**Set problem:** Copy out all lines in the data below containing the string "structured".
------------------------------------------------------------
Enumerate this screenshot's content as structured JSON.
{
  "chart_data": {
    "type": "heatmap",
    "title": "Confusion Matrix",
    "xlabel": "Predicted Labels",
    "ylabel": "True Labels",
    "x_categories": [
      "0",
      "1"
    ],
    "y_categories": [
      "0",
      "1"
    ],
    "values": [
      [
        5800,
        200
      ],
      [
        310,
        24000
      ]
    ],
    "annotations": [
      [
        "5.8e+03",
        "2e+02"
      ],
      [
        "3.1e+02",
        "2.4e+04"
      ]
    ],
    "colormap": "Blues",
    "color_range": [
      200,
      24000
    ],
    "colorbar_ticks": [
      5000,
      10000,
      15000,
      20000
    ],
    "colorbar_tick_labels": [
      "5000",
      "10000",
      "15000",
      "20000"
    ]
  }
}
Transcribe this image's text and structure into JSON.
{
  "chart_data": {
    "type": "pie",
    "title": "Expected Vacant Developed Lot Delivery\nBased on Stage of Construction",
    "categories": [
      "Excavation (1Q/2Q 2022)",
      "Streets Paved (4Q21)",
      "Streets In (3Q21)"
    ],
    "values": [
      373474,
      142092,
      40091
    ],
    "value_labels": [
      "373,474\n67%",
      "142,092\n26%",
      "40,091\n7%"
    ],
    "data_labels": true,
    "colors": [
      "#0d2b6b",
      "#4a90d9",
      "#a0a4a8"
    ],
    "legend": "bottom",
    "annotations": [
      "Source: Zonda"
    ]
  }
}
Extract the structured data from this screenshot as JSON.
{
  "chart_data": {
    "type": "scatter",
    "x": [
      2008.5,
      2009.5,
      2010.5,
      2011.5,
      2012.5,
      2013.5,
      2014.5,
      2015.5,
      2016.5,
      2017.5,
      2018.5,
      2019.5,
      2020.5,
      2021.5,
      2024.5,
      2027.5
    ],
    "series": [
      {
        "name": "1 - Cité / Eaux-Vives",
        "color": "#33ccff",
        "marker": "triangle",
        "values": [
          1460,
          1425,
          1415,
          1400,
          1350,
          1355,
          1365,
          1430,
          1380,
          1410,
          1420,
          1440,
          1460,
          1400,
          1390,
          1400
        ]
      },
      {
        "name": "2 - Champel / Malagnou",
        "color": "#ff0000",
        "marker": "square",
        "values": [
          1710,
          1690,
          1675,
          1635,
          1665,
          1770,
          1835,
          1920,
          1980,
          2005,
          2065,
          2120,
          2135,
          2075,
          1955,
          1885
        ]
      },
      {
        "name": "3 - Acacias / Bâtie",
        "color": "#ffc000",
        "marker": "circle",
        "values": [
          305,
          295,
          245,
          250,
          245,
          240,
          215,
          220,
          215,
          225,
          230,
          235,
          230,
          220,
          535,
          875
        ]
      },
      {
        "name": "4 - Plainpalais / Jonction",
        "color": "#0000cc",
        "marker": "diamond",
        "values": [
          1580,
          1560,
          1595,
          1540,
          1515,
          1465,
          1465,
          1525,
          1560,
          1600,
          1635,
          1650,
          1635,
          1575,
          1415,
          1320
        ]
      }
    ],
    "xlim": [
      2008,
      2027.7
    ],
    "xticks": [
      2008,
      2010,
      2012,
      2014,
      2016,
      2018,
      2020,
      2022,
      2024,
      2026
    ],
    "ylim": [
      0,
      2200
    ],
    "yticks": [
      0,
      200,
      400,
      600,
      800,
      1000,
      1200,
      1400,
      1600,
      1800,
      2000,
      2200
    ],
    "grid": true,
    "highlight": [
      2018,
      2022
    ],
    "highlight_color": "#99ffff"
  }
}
------------------------------------------------------------
**The solution:**
Enumerate this screenshot's content as structured JSON.
Extract the structured data from this screenshot as JSON.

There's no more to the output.